─── Data rows ───
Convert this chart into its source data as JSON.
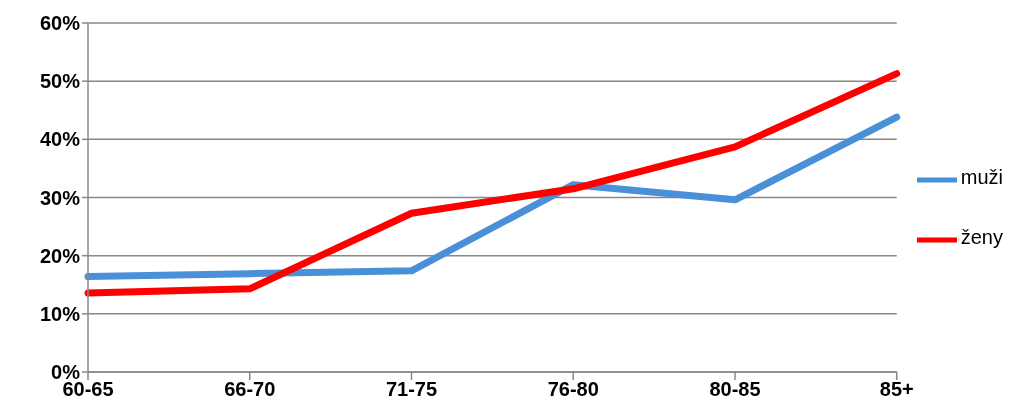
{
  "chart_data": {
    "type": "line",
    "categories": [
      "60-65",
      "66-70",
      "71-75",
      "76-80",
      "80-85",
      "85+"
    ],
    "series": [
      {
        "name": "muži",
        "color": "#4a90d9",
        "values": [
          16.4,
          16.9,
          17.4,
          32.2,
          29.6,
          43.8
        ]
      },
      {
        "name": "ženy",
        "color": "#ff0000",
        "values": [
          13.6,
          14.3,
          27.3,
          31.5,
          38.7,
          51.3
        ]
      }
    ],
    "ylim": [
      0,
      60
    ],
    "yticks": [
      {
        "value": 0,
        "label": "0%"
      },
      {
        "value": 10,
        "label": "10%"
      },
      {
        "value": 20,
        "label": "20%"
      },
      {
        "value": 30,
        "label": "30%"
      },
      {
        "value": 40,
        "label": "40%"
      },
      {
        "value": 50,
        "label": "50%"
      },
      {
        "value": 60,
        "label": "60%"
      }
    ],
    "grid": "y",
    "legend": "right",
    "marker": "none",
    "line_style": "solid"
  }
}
───
** Set exercise **
Extract all lines from the data in which "label" is found.

** The result **
        "label": "0%"
        "label": "10%"
        "label": "20%"
        "label": "30%"
        "label": "40%"
        "label": "50%"
        "label": "60%"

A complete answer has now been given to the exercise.